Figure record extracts
------------------------------------------------------------------------

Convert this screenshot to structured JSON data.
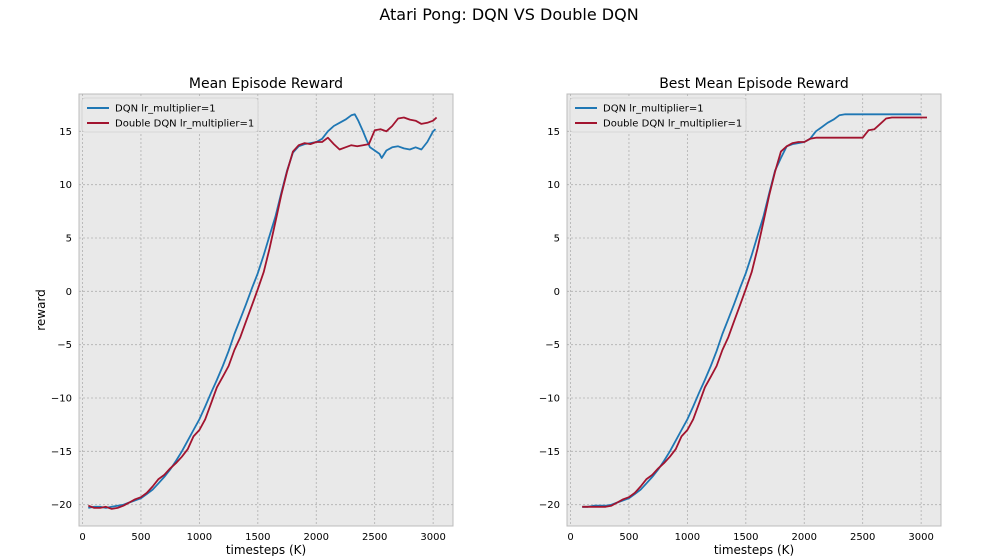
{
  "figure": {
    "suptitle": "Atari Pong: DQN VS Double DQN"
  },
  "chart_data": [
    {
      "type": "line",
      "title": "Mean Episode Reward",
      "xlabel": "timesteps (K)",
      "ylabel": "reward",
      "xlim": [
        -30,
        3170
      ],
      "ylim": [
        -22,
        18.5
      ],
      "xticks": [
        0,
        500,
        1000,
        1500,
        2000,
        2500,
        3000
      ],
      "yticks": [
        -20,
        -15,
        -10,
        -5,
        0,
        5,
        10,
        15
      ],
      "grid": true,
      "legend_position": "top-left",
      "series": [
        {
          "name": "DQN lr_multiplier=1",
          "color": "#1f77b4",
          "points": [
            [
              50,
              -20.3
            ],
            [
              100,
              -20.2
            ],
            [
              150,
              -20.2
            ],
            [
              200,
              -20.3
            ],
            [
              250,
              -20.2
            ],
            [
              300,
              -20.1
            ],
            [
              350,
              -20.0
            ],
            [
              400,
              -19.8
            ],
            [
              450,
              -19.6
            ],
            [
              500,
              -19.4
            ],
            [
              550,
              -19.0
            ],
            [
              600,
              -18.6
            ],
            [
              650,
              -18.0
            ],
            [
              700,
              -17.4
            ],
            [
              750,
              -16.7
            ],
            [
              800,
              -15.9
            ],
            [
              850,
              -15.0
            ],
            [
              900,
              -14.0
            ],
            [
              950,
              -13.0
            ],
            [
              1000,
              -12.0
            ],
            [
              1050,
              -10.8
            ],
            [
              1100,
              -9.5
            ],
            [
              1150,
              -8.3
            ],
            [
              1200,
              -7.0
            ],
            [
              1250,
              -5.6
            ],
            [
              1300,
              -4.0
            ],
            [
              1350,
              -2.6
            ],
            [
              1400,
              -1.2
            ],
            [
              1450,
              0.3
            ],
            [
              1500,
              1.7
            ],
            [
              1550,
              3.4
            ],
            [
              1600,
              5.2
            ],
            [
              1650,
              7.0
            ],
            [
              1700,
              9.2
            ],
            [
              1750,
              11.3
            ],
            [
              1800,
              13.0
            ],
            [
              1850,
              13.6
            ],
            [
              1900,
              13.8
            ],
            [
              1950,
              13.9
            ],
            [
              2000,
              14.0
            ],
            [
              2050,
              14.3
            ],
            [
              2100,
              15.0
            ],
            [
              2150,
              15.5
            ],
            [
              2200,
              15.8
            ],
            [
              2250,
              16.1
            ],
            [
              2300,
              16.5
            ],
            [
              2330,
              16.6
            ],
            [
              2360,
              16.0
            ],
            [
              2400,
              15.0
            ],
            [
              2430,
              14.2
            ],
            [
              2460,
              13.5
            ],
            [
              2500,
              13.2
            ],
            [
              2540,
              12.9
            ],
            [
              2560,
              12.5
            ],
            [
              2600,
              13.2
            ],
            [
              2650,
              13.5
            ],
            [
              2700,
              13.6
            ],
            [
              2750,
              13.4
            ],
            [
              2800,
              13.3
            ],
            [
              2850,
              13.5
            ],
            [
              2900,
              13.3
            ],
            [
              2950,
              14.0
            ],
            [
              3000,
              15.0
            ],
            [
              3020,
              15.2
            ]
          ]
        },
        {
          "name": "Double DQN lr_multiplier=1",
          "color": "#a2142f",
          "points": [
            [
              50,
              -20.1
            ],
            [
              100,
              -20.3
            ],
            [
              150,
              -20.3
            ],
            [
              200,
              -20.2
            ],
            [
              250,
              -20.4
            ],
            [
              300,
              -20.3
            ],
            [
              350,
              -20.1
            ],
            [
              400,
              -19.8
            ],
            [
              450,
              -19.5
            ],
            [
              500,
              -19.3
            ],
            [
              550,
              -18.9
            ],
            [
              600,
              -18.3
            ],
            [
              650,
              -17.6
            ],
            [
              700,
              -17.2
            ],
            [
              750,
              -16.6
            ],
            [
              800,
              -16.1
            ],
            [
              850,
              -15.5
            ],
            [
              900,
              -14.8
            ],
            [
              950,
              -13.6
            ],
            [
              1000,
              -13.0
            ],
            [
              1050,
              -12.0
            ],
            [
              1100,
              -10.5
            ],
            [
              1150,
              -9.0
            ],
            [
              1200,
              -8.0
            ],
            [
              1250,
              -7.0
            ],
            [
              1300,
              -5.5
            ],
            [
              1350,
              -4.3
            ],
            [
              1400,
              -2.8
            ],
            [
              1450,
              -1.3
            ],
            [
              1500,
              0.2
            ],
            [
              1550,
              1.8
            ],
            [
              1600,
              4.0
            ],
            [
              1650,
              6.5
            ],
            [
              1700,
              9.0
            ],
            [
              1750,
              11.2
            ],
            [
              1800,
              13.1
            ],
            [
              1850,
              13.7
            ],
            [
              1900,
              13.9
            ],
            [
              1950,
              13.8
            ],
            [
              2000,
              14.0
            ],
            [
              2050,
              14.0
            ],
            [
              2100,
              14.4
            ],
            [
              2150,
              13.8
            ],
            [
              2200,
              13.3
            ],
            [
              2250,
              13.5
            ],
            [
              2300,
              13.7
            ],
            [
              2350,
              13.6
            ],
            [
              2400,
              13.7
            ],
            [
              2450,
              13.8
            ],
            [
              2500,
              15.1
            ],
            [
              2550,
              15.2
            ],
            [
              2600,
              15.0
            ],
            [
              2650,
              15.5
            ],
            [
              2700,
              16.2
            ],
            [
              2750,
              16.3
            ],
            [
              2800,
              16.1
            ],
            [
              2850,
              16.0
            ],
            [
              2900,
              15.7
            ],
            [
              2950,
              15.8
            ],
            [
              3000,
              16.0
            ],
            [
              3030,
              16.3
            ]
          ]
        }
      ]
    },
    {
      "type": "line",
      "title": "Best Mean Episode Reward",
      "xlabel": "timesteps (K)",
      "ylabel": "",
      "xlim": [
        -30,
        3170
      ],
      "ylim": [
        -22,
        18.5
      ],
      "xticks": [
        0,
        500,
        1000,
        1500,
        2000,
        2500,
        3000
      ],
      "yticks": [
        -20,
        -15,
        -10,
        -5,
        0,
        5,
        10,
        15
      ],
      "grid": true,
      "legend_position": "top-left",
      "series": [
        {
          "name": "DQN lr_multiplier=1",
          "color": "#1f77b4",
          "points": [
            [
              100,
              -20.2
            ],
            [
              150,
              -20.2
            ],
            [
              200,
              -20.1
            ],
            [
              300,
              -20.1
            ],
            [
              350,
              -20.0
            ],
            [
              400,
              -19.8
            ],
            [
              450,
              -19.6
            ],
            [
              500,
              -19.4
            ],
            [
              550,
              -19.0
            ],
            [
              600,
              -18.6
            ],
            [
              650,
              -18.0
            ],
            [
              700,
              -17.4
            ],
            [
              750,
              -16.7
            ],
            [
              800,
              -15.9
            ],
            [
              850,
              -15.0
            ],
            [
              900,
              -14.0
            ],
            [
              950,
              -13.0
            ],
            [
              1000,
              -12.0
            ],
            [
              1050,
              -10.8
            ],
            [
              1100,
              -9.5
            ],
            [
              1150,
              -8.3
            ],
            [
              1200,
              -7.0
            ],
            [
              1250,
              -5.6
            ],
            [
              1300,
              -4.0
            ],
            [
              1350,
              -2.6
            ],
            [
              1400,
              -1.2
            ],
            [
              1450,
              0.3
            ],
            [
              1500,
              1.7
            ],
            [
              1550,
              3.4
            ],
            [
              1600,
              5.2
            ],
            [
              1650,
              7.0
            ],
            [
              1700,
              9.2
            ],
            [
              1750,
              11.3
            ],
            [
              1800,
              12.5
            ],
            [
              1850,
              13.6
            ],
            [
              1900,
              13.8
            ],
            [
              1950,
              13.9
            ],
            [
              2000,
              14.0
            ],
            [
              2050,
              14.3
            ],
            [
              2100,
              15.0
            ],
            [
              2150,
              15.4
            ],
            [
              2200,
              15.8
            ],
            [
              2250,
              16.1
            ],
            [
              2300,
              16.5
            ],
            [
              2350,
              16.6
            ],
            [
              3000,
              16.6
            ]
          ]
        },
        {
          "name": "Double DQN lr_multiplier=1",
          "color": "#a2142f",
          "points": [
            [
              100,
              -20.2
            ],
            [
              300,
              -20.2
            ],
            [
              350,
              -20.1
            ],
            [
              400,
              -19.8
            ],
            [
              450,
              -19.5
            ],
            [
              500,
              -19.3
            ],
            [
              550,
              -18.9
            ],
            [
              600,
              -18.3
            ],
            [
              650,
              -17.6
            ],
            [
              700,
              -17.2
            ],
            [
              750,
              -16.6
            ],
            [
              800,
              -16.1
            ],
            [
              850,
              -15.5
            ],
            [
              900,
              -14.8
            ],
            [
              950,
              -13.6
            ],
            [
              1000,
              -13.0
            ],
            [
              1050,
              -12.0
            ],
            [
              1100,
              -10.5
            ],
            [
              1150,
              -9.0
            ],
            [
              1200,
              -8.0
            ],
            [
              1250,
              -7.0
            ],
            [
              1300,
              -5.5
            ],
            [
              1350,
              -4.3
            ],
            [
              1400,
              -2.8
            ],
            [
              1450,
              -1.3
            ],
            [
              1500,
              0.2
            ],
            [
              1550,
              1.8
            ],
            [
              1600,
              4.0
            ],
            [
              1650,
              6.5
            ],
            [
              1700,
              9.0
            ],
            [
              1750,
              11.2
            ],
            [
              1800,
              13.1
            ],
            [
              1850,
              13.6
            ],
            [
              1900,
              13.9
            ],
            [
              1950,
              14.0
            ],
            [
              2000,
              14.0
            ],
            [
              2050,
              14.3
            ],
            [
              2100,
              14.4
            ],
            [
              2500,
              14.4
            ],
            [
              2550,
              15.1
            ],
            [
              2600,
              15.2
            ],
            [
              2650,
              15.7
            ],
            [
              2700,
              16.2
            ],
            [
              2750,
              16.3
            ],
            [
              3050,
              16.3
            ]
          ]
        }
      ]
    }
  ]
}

------------------------------------------------------------------------

What is expected = From the listing, copy every line where the string "Episode" appears.

Exercise result =
      "title": "Mean Episode Reward",
      "title": "Best Mean Episode Reward",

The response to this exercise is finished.